• Problem to solve:
Copy each line below that contains "Удалить".

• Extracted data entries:

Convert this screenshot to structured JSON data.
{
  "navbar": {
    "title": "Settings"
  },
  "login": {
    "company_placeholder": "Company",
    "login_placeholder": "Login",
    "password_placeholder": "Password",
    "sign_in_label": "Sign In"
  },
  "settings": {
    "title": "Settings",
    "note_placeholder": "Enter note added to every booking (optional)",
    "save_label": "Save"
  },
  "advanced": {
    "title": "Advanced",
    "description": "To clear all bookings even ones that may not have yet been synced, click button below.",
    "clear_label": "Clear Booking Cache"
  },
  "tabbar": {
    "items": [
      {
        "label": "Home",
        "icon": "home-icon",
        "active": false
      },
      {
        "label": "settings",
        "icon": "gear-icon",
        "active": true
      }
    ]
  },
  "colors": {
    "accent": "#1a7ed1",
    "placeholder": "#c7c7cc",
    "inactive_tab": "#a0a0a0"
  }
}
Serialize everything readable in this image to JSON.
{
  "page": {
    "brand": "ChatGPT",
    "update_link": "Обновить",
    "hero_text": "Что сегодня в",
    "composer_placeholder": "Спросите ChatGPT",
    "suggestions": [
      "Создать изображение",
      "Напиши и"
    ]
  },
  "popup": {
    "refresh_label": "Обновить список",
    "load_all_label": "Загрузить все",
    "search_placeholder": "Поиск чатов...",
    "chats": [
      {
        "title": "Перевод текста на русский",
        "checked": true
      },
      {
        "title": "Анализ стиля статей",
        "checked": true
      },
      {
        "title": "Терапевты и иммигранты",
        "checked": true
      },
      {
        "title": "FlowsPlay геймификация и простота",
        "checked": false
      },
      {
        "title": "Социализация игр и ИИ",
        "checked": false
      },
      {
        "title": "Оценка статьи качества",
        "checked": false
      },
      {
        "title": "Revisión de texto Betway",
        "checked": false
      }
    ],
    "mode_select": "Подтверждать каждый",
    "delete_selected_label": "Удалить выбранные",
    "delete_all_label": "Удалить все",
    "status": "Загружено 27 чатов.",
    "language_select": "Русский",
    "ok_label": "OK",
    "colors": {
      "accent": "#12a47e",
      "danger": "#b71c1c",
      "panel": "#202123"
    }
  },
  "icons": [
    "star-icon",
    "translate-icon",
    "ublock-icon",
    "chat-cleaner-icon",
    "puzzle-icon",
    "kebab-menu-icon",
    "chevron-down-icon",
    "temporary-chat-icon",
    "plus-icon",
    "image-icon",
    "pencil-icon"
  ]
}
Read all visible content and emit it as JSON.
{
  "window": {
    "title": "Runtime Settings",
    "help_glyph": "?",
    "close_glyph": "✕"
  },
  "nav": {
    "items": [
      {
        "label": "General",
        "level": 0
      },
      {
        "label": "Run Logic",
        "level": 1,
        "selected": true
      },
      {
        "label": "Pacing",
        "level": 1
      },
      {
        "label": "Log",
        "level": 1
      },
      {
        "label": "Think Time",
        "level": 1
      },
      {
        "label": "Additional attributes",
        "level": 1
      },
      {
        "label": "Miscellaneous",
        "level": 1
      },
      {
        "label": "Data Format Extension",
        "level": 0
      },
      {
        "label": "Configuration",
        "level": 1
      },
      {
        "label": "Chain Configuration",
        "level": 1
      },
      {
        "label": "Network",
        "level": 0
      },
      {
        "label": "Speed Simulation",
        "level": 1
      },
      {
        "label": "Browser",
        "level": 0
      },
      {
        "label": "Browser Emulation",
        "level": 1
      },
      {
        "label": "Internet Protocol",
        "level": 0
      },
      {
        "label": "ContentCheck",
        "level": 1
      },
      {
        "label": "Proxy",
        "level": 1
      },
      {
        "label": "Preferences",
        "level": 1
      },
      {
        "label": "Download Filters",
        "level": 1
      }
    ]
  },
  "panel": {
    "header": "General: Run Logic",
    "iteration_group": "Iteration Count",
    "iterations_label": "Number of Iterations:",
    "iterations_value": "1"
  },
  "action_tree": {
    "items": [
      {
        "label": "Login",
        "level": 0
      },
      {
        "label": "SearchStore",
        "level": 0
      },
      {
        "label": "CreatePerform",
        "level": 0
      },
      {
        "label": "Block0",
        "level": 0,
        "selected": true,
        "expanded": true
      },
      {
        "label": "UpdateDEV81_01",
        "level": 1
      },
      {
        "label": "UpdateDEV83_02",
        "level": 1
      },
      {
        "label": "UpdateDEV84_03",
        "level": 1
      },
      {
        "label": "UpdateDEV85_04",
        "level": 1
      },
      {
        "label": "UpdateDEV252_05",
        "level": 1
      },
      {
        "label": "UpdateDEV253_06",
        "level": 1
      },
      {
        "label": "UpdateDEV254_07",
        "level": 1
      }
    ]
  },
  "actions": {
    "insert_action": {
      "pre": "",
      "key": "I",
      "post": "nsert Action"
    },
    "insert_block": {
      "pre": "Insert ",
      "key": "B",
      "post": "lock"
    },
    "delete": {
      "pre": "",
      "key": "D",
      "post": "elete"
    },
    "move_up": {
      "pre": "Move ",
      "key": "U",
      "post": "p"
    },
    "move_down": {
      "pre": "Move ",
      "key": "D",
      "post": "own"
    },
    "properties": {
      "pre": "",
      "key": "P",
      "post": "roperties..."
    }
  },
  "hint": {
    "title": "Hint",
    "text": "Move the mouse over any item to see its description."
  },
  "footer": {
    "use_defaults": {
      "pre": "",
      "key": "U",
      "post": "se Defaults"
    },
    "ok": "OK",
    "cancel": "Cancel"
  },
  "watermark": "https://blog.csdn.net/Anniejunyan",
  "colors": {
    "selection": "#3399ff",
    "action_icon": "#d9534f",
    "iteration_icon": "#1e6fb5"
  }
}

• Correct result:
    "delete_selected_label": "Удалить выбранные",
    "delete_all_label": "Удалить все",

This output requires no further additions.